**Exercise requirements**
Return the records that follow, matching each one exactly.

**Supplied material**
+++
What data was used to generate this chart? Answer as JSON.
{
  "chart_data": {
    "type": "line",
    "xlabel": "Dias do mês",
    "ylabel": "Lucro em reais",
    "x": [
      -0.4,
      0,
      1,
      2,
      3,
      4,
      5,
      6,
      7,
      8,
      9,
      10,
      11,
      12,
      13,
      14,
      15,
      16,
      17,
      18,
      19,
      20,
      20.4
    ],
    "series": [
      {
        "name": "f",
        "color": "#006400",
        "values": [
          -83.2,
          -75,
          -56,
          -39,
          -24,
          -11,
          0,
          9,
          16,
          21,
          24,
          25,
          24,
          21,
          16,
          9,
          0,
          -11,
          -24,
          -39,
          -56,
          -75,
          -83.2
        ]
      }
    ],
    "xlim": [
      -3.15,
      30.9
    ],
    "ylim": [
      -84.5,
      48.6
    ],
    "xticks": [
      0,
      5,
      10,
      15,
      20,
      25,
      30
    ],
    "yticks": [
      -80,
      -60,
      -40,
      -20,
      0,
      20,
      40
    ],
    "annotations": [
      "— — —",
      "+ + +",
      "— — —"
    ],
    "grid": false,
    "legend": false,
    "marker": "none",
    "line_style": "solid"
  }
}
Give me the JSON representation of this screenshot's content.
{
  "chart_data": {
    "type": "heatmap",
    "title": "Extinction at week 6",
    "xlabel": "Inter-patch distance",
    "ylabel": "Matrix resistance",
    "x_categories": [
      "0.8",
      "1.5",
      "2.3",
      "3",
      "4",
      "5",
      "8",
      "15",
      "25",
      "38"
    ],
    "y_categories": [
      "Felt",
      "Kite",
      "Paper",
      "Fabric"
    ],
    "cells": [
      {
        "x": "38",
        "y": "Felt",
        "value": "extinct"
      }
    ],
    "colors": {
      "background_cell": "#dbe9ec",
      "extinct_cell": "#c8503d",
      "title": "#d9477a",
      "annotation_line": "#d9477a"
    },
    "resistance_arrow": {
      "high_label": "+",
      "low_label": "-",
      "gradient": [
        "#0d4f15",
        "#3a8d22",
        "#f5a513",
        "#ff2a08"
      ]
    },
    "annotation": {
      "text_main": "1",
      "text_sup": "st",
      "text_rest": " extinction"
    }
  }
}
+++
**Right answer**
What data was used to generate this chart? Answer as JSON.
{
  "chart_data": {
    "type": "line",
    "xlabel": "Dias do mês",
    "ylabel": "Lucro em reais",
    "x": [
      -0.4,
      0,
      1,
      2,
      3,
      4,
      5,
      6,
      7,
      8,
      9,
      10,
      11,
      12,
      13,
      14,
      15,
      16,
      17,
      18,
      19,
      20,
      20.4
    ],
    "series": [
      {
        "name": "f",
        "color": "#006400",
        "values": [
          -83.2,
          -75,
          -56,
          -39,
          -24,
          -11,
          0,
          9,
          16,
          21,
          24,
          25,
          24,
          21,
          16,
          9,
          0,
          -11,
          -24,
          -39,
          -56,
          -75,
          -83.2
        ]
      }
    ],
    "xlim": [
      -3.15,
      30.9
    ],
    "ylim": [
      -84.5,
      48.6
    ],
    "xticks": [
      0,
      5,
      10,
      15,
      20,
      25,
      30
    ],
    "yticks": [
      -80,
      -60,
      -40,
      -20,
      0,
      20,
      40
    ],
    "annotations": [
      "— — —",
      "+ + +",
      "— — —"
    ],
    "grid": false,
    "legend": false,
    "marker": "none",
    "line_style": "solid"
  }
}
Give me the JSON representation of this screenshot's content.
{
  "chart_data": {
    "type": "heatmap",
    "title": "Extinction at week 6",
    "xlabel": "Inter-patch distance",
    "ylabel": "Matrix resistance",
    "x_categories": [
      "0.8",
      "1.5",
      "2.3",
      "3",
      "4",
      "5",
      "8",
      "15",
      "25",
      "38"
    ],
    "y_categories": [
      "Felt",
      "Kite",
      "Paper",
      "Fabric"
    ],
    "cells": [
      {
        "x": "38",
        "y": "Felt",
        "value": "extinct"
      }
    ],
    "colors": {
      "background_cell": "#dbe9ec",
      "extinct_cell": "#c8503d",
      "title": "#d9477a",
      "annotation_line": "#d9477a"
    },
    "resistance_arrow": {
      "high_label": "+",
      "low_label": "-",
      "gradient": [
        "#0d4f15",
        "#3a8d22",
        "#f5a513",
        "#ff2a08"
      ]
    },
    "annotation": {
      "text_main": "1",
      "text_sup": "st",
      "text_rest": " extinction"
    }
  }
}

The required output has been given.